— STATED PROBLEM —
Pick out every line with the word "blank" and copy it.
>> Begin SUPPLIED DATA
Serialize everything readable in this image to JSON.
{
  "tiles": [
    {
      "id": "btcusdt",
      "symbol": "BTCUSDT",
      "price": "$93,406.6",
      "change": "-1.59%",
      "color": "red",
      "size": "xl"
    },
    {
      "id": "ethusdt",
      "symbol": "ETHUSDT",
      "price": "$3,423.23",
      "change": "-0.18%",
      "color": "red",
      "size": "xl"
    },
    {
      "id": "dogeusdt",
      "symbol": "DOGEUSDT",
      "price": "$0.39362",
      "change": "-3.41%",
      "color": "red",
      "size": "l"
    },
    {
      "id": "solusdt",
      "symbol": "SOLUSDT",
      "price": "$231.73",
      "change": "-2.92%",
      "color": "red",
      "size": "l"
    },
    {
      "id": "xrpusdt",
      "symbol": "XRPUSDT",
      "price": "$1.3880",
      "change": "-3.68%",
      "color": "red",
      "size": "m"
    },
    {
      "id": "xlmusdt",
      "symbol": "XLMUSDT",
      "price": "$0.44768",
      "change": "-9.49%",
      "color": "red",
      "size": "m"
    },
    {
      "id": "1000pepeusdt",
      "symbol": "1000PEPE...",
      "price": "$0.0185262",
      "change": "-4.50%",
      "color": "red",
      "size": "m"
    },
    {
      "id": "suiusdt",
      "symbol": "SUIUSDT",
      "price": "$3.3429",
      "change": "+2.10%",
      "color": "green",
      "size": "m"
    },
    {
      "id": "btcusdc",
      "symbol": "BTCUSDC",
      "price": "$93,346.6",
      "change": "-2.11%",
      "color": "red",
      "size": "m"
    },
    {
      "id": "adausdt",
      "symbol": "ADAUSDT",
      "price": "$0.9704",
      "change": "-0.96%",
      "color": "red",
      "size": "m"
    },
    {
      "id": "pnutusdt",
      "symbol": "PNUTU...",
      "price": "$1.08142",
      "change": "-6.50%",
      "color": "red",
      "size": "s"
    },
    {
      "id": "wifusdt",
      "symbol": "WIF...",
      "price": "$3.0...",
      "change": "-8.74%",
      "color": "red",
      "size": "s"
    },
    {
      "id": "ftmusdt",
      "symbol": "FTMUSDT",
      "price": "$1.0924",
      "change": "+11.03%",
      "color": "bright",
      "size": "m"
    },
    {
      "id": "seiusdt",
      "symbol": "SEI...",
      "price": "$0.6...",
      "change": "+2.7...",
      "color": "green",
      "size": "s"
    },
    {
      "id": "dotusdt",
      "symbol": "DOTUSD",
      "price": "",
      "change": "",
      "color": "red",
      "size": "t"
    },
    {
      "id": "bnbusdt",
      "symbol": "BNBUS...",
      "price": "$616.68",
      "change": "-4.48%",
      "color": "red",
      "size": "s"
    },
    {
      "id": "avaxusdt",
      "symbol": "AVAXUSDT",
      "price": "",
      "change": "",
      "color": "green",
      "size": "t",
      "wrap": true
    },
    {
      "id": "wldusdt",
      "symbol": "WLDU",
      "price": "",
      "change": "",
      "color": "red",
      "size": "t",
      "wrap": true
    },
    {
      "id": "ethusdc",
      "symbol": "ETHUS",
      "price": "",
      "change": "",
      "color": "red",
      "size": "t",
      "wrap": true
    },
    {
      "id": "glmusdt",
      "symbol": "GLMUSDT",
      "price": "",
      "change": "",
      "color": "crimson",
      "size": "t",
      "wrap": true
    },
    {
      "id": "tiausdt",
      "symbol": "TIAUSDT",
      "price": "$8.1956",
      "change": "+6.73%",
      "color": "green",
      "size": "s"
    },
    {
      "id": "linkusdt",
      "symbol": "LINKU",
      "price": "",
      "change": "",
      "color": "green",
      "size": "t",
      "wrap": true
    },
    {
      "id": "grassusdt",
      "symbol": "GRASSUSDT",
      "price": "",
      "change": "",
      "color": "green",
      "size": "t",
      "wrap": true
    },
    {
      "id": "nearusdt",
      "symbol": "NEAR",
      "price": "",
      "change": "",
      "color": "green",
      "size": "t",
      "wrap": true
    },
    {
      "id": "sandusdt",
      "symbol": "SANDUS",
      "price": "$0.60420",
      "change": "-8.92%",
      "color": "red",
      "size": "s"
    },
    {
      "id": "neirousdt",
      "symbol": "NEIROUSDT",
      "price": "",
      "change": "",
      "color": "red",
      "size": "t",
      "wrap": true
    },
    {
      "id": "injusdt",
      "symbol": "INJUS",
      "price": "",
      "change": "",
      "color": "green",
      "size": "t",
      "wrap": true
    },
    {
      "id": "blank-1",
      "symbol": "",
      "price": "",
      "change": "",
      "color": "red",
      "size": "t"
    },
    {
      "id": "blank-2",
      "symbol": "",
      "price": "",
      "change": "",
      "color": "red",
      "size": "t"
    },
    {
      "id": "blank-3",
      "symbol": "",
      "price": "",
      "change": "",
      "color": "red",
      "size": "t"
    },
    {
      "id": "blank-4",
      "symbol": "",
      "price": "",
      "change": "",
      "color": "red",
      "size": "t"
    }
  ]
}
>> End SUPPLIED DATA
— WRITTEN SOLUTION —
      "id": "blank-1",
      "id": "blank-2",
      "id": "blank-3",
      "id": "blank-4",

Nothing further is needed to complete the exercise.